Repeat all of the material exactly as given.

# Records for this task start

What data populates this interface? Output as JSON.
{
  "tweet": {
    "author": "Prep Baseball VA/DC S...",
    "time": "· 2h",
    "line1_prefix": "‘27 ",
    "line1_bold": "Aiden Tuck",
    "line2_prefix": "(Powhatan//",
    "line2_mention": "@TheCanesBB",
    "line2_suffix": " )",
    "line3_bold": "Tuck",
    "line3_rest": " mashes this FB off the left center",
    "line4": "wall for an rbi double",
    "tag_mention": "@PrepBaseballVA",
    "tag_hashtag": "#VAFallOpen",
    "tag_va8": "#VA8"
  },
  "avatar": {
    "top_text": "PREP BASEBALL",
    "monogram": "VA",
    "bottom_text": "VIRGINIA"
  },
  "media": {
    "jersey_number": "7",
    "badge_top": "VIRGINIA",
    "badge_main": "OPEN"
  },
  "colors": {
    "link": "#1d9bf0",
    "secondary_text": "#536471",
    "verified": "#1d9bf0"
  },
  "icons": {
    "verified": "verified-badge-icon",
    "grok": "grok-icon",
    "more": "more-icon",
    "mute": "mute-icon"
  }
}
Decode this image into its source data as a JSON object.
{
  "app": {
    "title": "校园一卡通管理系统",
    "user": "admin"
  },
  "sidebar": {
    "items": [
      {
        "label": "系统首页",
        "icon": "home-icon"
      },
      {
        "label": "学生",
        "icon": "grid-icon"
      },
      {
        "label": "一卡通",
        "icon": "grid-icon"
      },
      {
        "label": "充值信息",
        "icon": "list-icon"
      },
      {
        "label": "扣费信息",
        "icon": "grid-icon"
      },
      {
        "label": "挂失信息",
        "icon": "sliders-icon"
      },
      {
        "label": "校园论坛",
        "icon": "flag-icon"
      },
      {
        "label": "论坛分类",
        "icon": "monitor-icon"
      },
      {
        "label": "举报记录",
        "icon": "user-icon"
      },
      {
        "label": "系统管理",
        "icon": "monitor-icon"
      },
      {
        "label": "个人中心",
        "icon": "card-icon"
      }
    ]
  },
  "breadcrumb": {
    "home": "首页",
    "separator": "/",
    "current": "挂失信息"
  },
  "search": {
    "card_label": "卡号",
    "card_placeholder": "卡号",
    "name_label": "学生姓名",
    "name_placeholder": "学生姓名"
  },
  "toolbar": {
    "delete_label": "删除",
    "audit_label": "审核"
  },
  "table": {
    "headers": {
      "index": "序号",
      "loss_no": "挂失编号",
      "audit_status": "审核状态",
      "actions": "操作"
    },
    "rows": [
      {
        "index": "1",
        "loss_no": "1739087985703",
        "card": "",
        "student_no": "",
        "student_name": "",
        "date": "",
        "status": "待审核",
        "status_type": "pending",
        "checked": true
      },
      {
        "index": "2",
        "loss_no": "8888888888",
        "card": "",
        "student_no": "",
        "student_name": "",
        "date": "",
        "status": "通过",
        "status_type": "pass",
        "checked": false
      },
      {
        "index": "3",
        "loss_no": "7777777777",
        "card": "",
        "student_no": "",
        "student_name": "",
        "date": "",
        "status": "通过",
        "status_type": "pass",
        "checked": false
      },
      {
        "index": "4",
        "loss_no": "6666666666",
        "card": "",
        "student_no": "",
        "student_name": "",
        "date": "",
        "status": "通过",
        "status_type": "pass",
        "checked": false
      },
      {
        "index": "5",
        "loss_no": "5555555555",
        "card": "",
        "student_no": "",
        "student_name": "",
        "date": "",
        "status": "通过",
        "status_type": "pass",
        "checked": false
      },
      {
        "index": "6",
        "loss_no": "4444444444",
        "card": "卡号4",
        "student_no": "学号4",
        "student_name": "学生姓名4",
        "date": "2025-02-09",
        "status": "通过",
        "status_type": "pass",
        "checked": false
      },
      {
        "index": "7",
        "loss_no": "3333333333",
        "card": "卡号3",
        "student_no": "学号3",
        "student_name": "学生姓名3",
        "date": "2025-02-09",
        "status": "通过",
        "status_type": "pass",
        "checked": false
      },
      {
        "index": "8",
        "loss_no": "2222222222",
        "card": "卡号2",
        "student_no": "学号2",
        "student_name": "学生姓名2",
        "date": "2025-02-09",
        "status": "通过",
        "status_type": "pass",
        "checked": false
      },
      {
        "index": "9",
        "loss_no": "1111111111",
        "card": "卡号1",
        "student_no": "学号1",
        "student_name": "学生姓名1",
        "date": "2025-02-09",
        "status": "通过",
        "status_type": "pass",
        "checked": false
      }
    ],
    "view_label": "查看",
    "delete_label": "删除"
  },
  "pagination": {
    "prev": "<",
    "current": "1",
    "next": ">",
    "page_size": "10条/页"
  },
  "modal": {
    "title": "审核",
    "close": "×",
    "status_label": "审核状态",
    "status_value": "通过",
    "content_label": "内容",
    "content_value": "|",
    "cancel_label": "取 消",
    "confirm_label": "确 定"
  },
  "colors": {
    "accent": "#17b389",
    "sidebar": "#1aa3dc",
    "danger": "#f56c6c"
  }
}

# Records for this task end

Solved problem »
What data populates this interface? Output as JSON.
{
  "tweet": {
    "author": "Prep Baseball VA/DC S...",
    "time": "· 2h",
    "line1_prefix": "‘27 ",
    "line1_bold": "Aiden Tuck",
    "line2_prefix": "(Powhatan//",
    "line2_mention": "@TheCanesBB",
    "line2_suffix": " )",
    "line3_bold": "Tuck",
    "line3_rest": " mashes this FB off the left center",
    "line4": "wall for an rbi double",
    "tag_mention": "@PrepBaseballVA",
    "tag_hashtag": "#VAFallOpen",
    "tag_va8": "#VA8"
  },
  "avatar": {
    "top_text": "PREP BASEBALL",
    "monogram": "VA",
    "bottom_text": "VIRGINIA"
  },
  "media": {
    "jersey_number": "7",
    "badge_top": "VIRGINIA",
    "badge_main": "OPEN"
  },
  "colors": {
    "link": "#1d9bf0",
    "secondary_text": "#536471",
    "verified": "#1d9bf0"
  },
  "icons": {
    "verified": "verified-badge-icon",
    "grok": "grok-icon",
    "more": "more-icon",
    "mute": "mute-icon"
  }
}
Decode this image into its source data as a JSON object.
{
  "app": {
    "title": "校园一卡通管理系统",
    "user": "admin"
  },
  "sidebar": {
    "items": [
      {
        "label": "系统首页",
        "icon": "home-icon"
      },
      {
        "label": "学生",
        "icon": "grid-icon"
      },
      {
        "label": "一卡通",
        "icon": "grid-icon"
      },
      {
        "label": "充值信息",
        "icon": "list-icon"
      },
      {
        "label": "扣费信息",
        "icon": "grid-icon"
      },
      {
        "label": "挂失信息",
        "icon": "sliders-icon"
      },
      {
        "label": "校园论坛",
        "icon": "flag-icon"
      },
      {
        "label": "论坛分类",
        "icon": "monitor-icon"
      },
      {
        "label": "举报记录",
        "icon": "user-icon"
      },
      {
        "label": "系统管理",
        "icon": "monitor-icon"
      },
      {
        "label": "个人中心",
        "icon": "card-icon"
      }
    ]
  },
  "breadcrumb": {
    "home": "首页",
    "separator": "/",
    "current": "挂失信息"
  },
  "search": {
    "card_label": "卡号",
    "card_placeholder": "卡号",
    "name_label": "学生姓名",
    "name_placeholder": "学生姓名"
  },
  "toolbar": {
    "delete_label": "删除",
    "audit_label": "审核"
  },
  "table": {
    "headers": {
      "index": "序号",
      "loss_no": "挂失编号",
      "audit_status": "审核状态",
      "actions": "操作"
    },
    "rows": [
      {
        "index": "1",
        "loss_no": "1739087985703",
        "card": "",
        "student_no": "",
        "student_name": "",
        "date": "",
        "status": "待审核",
        "status_type": "pending",
        "checked": true
      },
      {
        "index": "2",
        "loss_no": "8888888888",
        "card": "",
        "student_no": "",
        "student_name": "",
        "date": "",
        "status": "通过",
        "status_type": "pass",
        "checked": false
      },
      {
        "index": "3",
        "loss_no": "7777777777",
        "card": "",
        "student_no": "",
        "student_name": "",
        "date": "",
        "status": "通过",
        "status_type": "pass",
        "checked": false
      },
      {
        "index": "4",
        "loss_no": "6666666666",
        "card": "",
        "student_no": "",
        "student_name": "",
        "date": "",
        "status": "通过",
        "status_type": "pass",
        "checked": false
      },
      {
        "index": "5",
        "loss_no": "5555555555",
        "card": "",
        "student_no": "",
        "student_name": "",
        "date": "",
        "status": "通过",
        "status_type": "pass",
        "checked": false
      },
      {
        "index": "6",
        "loss_no": "4444444444",
        "card": "卡号4",
        "student_no": "学号4",
        "student_name": "学生姓名4",
        "date": "2025-02-09",
        "status": "通过",
        "status_type": "pass",
        "checked": false
      },
      {
        "index": "7",
        "loss_no": "3333333333",
        "card": "卡号3",
        "student_no": "学号3",
        "student_name": "学生姓名3",
        "date": "2025-02-09",
        "status": "通过",
        "status_type": "pass",
        "checked": false
      },
      {
        "index": "8",
        "loss_no": "2222222222",
        "card": "卡号2",
        "student_no": "学号2",
        "student_name": "学生姓名2",
        "date": "2025-02-09",
        "status": "通过",
        "status_type": "pass",
        "checked": false
      },
      {
        "index": "9",
        "loss_no": "1111111111",
        "card": "卡号1",
        "student_no": "学号1",
        "student_name": "学生姓名1",
        "date": "2025-02-09",
        "status": "通过",
        "status_type": "pass",
        "checked": false
      }
    ],
    "view_label": "查看",
    "delete_label": "删除"
  },
  "pagination": {
    "prev": "<",
    "current": "1",
    "next": ">",
    "page_size": "10条/页"
  },
  "modal": {
    "title": "审核",
    "close": "×",
    "status_label": "审核状态",
    "status_value": "通过",
    "content_label": "内容",
    "content_value": "|",
    "cancel_label": "取 消",
    "confirm_label": "确 定"
  },
  "colors": {
    "accent": "#17b389",
    "sidebar": "#1aa3dc",
    "danger": "#f56c6c"
  }
}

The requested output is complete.